▶ _SUPPLIED ENTRIES_
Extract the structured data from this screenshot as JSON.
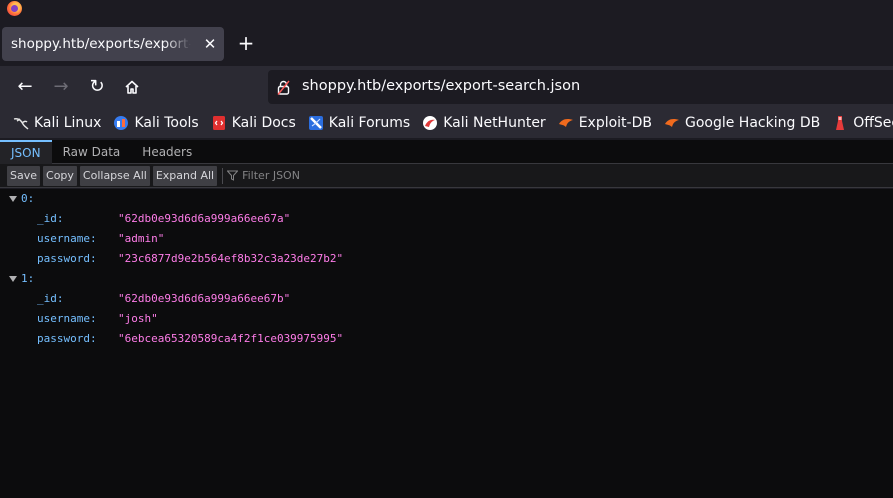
{
  "tab": {
    "title": "shoppy.htb/exports/export-search.json",
    "close_symbol": "✕",
    "new_tab_symbol": "+"
  },
  "nav": {
    "back_symbol": "←",
    "forward_symbol": "→",
    "reload_symbol": "↻",
    "home_icon": "home-icon",
    "url": "shoppy.htb/exports/export-search.json"
  },
  "bookmarks": [
    {
      "label": "Kali Linux",
      "icon": "kali-dragon-icon",
      "color": "#e6e6e6"
    },
    {
      "label": "Kali Tools",
      "icon": "kali-tools-icon",
      "color": "#367bf0"
    },
    {
      "label": "Kali Docs",
      "icon": "kali-docs-icon",
      "color": "#e02f2f"
    },
    {
      "label": "Kali Forums",
      "icon": "kali-forums-icon",
      "color": "#2b6ee0"
    },
    {
      "label": "Kali NetHunter",
      "icon": "nethunter-icon",
      "color": "#e03a3a"
    },
    {
      "label": "Exploit-DB",
      "icon": "exploit-db-icon",
      "color": "#f06a1d"
    },
    {
      "label": "Google Hacking DB",
      "icon": "ghdb-icon",
      "color": "#f06a1d"
    },
    {
      "label": "OffSec",
      "icon": "offsec-icon",
      "color": "#e63b3b"
    }
  ],
  "viewer": {
    "tabs": [
      "JSON",
      "Raw Data",
      "Headers"
    ],
    "buttons": {
      "save": "Save",
      "copy": "Copy",
      "collapse_all": "Collapse All",
      "expand_all": "Expand All"
    },
    "filter_placeholder": "Filter JSON"
  },
  "records": [
    {
      "index": "0:",
      "fields": [
        {
          "key": "_id:",
          "value": "\"62db0e93d6d6a999a66ee67a\""
        },
        {
          "key": "username:",
          "value": "\"admin\""
        },
        {
          "key": "password:",
          "value": "\"23c6877d9e2b564ef8b32c3a23de27b2\""
        }
      ]
    },
    {
      "index": "1:",
      "fields": [
        {
          "key": "_id:",
          "value": "\"62db0e93d6d6a999a66ee67b\""
        },
        {
          "key": "username:",
          "value": "\"josh\""
        },
        {
          "key": "password:",
          "value": "\"6ebcea65320589ca4f2f1ce039975995\""
        }
      ]
    }
  ],
  "colors": {
    "accent_tab": "#75bfff",
    "json_key": "#75bfff",
    "json_string": "#ff7de9"
  }
}
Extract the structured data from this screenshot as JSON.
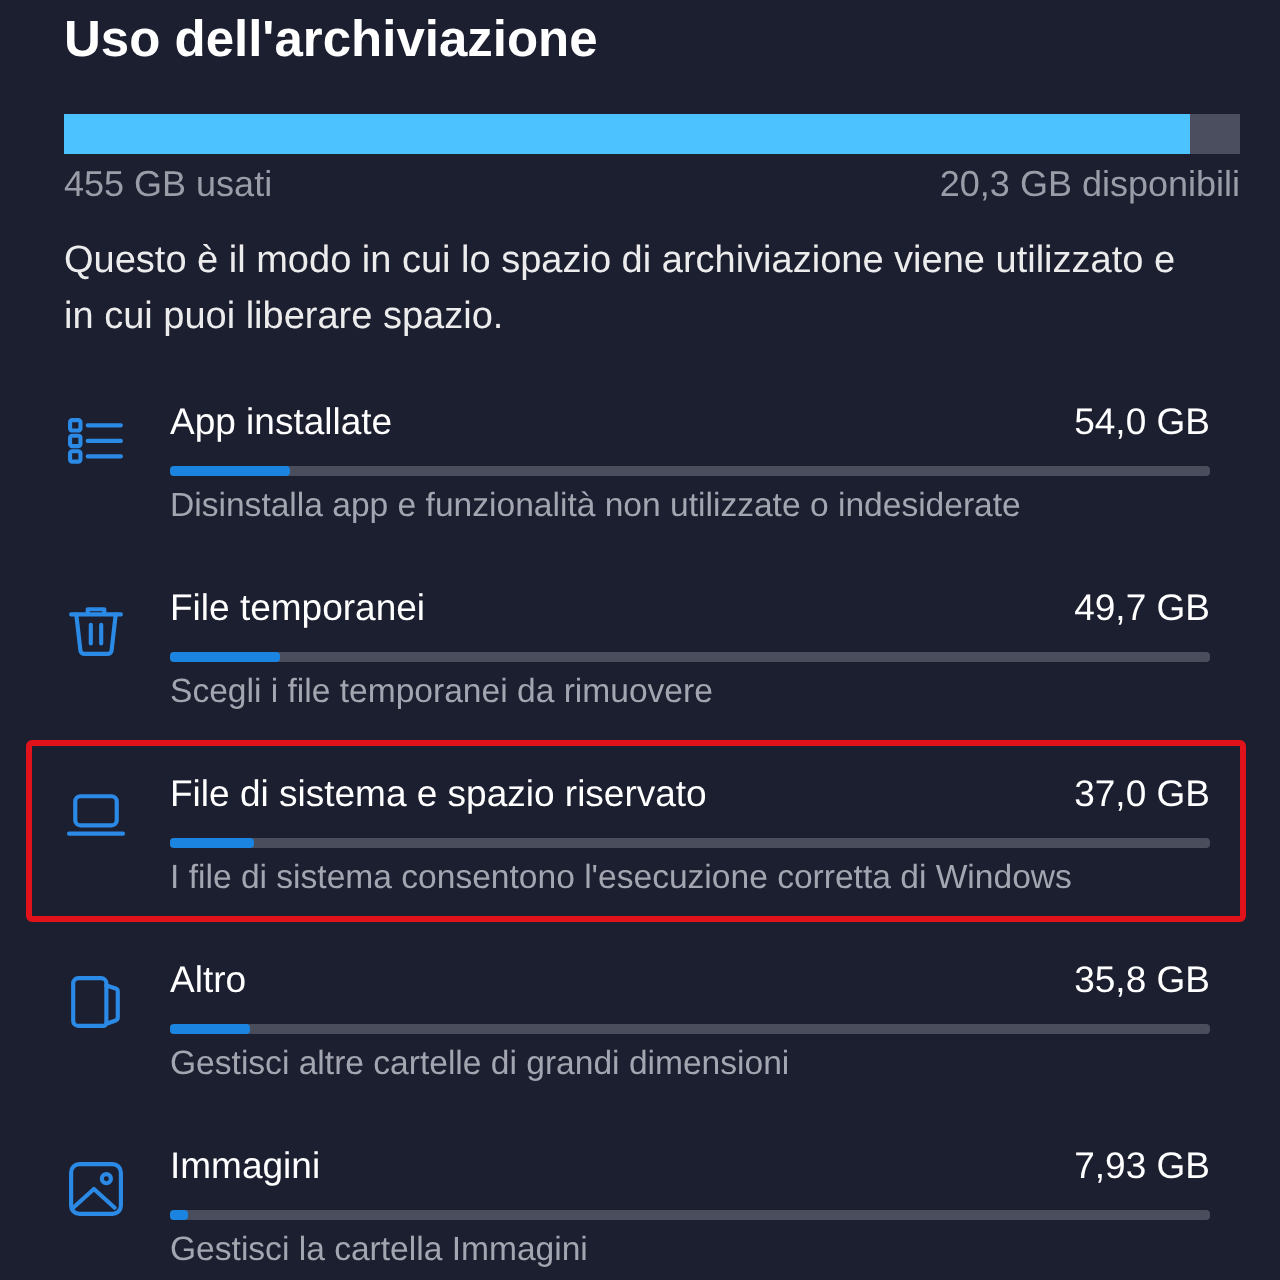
{
  "header": {
    "title": "Uso dell'archiviazione"
  },
  "storage": {
    "level": 0.957,
    "used": "455 GB usati",
    "available": "20,3 GB disponibili"
  },
  "description": "Questo è il modo in cui lo spazio di archiviazione viene utilizzato e in cui puoi liberare spazio.",
  "categories": [
    {
      "kind": "apps",
      "name": "App installate",
      "size": "54,0 GB",
      "level": 0.115,
      "hint": "Disinstalla app e funzionalità non utilizzate o indesiderate",
      "highlighted": false
    },
    {
      "kind": "temp",
      "name": "File temporanei",
      "size": "49,7 GB",
      "level": 0.106,
      "hint": "Scegli i file temporanei da rimuovere",
      "highlighted": false
    },
    {
      "kind": "system",
      "name": "File di sistema e spazio riservato",
      "size": "37,0 GB",
      "level": 0.081,
      "hint": "I file di sistema consentono l'esecuzione corretta di Windows",
      "highlighted": true
    },
    {
      "kind": "other",
      "name": "Altro",
      "size": "35,8 GB",
      "level": 0.077,
      "hint": "Gestisci altre cartelle di grandi dimensioni",
      "highlighted": false
    },
    {
      "kind": "pictures",
      "name": "Immagini",
      "size": "7,93 GB",
      "level": 0.017,
      "hint": "Gestisci la cartella Immagini",
      "highlighted": false
    }
  ]
}
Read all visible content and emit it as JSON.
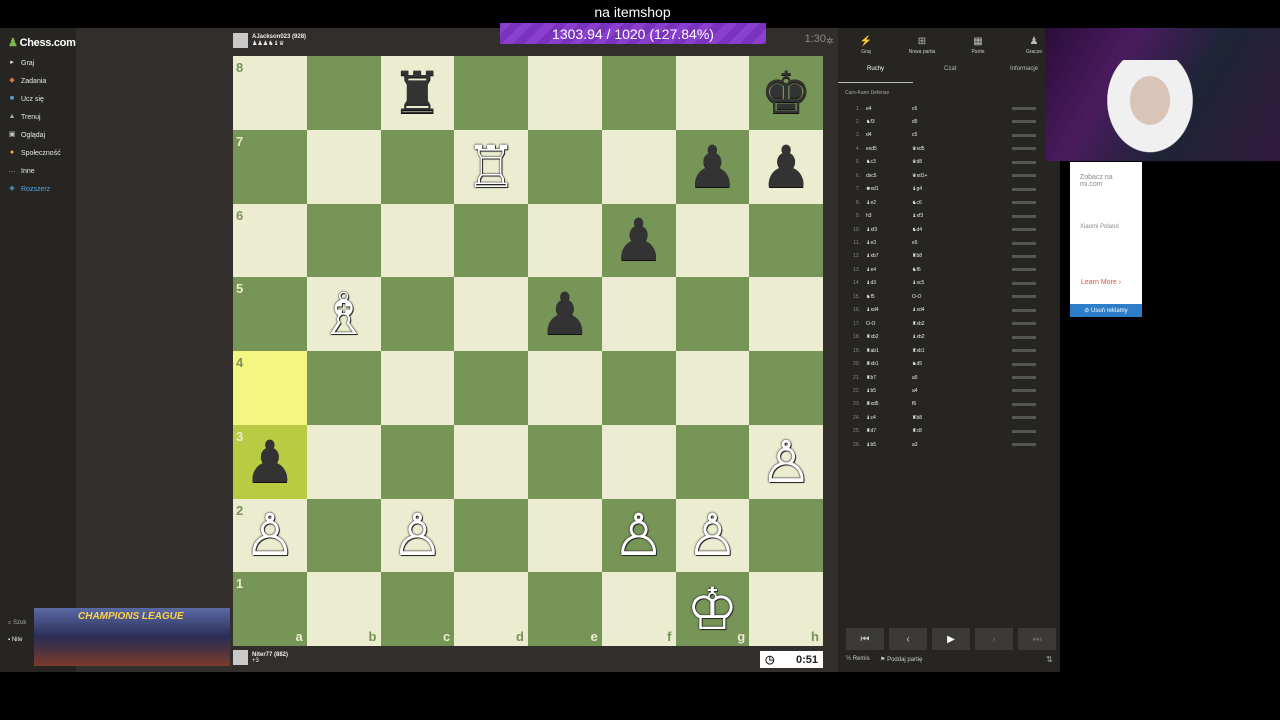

▶ _THE REQUEST_
Quote the preceding listing precisely and completely, omitting its images.

▶ _CORRECT ANSWER_
Extract the structured data from this screenshot as JSON.
{
  "tab": {
    "title": "shoppy.htb/exports/export-search.json",
    "close_symbol": "✕",
    "new_tab_symbol": "+"
  },
  "nav": {
    "back_symbol": "←",
    "forward_symbol": "→",
    "reload_symbol": "↻",
    "home_icon": "home-icon",
    "url": "shoppy.htb/exports/export-search.json"
  },
  "bookmarks": [
    {
      "label": "Kali Linux",
      "icon": "kali-dragon-icon",
      "color": "#e6e6e6"
    },
    {
      "label": "Kali Tools",
      "icon": "kali-tools-icon",
      "color": "#367bf0"
    },
    {
      "label": "Kali Docs",
      "icon": "kali-docs-icon",
      "color": "#e02f2f"
    },
    {
      "label": "Kali Forums",
      "icon": "kali-forums-icon",
      "color": "#2b6ee0"
    },
    {
      "label": "Kali NetHunter",
      "icon": "nethunter-icon",
      "color": "#e03a3a"
    },
    {
      "label": "Exploit-DB",
      "icon": "exploit-db-icon",
      "color": "#f06a1d"
    },
    {
      "label": "Google Hacking DB",
      "icon": "ghdb-icon",
      "color": "#f06a1d"
    },
    {
      "label": "OffSec",
      "icon": "offsec-icon",
      "color": "#e63b3b"
    }
  ],
  "viewer": {
    "tabs": [
      "JSON",
      "Raw Data",
      "Headers"
    ],
    "buttons": {
      "save": "Save",
      "copy": "Copy",
      "collapse_all": "Collapse All",
      "expand_all": "Expand All"
    },
    "filter_placeholder": "Filter JSON"
  },
  "records": [
    {
      "index": "0:",
      "fields": [
        {
          "key": "_id:",
          "value": "\"62db0e93d6d6a999a66ee67a\""
        },
        {
          "key": "username:",
          "value": "\"admin\""
        },
        {
          "key": "password:",
          "value": "\"23c6877d9e2b564ef8b32c3a23de27b2\""
        }
      ]
    },
    {
      "index": "1:",
      "fields": [
        {
          "key": "_id:",
          "value": "\"62db0e93d6d6a999a66ee67b\""
        },
        {
          "key": "username:",
          "value": "\"josh\""
        },
        {
          "key": "password:",
          "value": "\"6ebcea65320589ca4f2f1ce039975995\""
        }
      ]
    }
  ],
  "colors": {
    "accent_tab": "#75bfff",
    "json_key": "#75bfff",
    "json_string": "#ff7de9"
  }
}
Extract the structured data from this screenshot as JSON.
{
  "header": {
    "title": "Uso dell'archiviazione"
  },
  "storage": {
    "level": 0.957,
    "used": "455 GB usati",
    "available": "20,3 GB disponibili"
  },
  "description": "Questo è il modo in cui lo spazio di archiviazione viene utilizzato e in cui puoi liberare spazio.",
  "categories": [
    {
      "kind": "apps",
      "name": "App installate",
      "size": "54,0 GB",
      "level": 0.115,
      "hint": "Disinstalla app e funzionalità non utilizzate o indesiderate",
      "highlighted": false
    },
    {
      "kind": "temp",
      "name": "File temporanei",
      "size": "49,7 GB",
      "level": 0.106,
      "hint": "Scegli i file temporanei da rimuovere",
      "highlighted": false
    },
    {
      "kind": "system",
      "name": "File di sistema e spazio riservato",
      "size": "37,0 GB",
      "level": 0.081,
      "hint": "I file di sistema consentono l'esecuzione corretta di Windows",
      "highlighted": true
    },
    {
      "kind": "other",
      "name": "Altro",
      "size": "35,8 GB",
      "level": 0.077,
      "hint": "Gestisci altre cartelle di grandi dimensioni",
      "highlighted": false
    },
    {
      "kind": "pictures",
      "name": "Immagini",
      "size": "7,93 GB",
      "level": 0.017,
      "hint": "Gestisci la cartella Immagini",
      "highlighted": false
    }
  ]
}
Read all visible content and emit it as JSON.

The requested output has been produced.